TASK DESCRIPTION: Your task is to write out the complete listing exactly as it is shown.

* START GIVEN RECORDS *

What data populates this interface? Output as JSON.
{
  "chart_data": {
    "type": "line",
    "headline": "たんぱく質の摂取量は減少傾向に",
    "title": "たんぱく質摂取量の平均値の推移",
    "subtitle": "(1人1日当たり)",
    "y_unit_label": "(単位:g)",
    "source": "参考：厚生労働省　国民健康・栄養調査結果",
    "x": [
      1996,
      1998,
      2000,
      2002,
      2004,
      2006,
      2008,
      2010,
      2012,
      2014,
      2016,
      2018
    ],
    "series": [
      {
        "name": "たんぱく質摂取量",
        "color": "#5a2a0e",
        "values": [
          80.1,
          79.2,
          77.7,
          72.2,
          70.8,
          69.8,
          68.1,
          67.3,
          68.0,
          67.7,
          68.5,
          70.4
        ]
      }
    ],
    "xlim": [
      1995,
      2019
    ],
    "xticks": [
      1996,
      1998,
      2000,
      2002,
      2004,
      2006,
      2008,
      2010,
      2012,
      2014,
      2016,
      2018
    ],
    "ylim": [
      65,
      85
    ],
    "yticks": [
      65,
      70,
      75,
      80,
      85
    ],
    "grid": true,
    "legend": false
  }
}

* END GIVEN RECORDS *

EXERCISE SOLUTION:
What data populates this interface? Output as JSON.
{
  "chart_data": {
    "type": "line",
    "headline": "たんぱく質の摂取量は減少傾向に",
    "title": "たんぱく質摂取量の平均値の推移",
    "subtitle": "(1人1日当たり)",
    "y_unit_label": "(単位:g)",
    "source": "参考：厚生労働省　国民健康・栄養調査結果",
    "x": [
      1996,
      1998,
      2000,
      2002,
      2004,
      2006,
      2008,
      2010,
      2012,
      2014,
      2016,
      2018
    ],
    "series": [
      {
        "name": "たんぱく質摂取量",
        "color": "#5a2a0e",
        "values": [
          80.1,
          79.2,
          77.7,
          72.2,
          70.8,
          69.8,
          68.1,
          67.3,
          68.0,
          67.7,
          68.5,
          70.4
        ]
      }
    ],
    "xlim": [
      1995,
      2019
    ],
    "xticks": [
      1996,
      1998,
      2000,
      2002,
      2004,
      2006,
      2008,
      2010,
      2012,
      2014,
      2016,
      2018
    ],
    "ylim": [
      65,
      85
    ],
    "yticks": [
      65,
      70,
      75,
      80,
      85
    ],
    "grid": true,
    "legend": false
  }
}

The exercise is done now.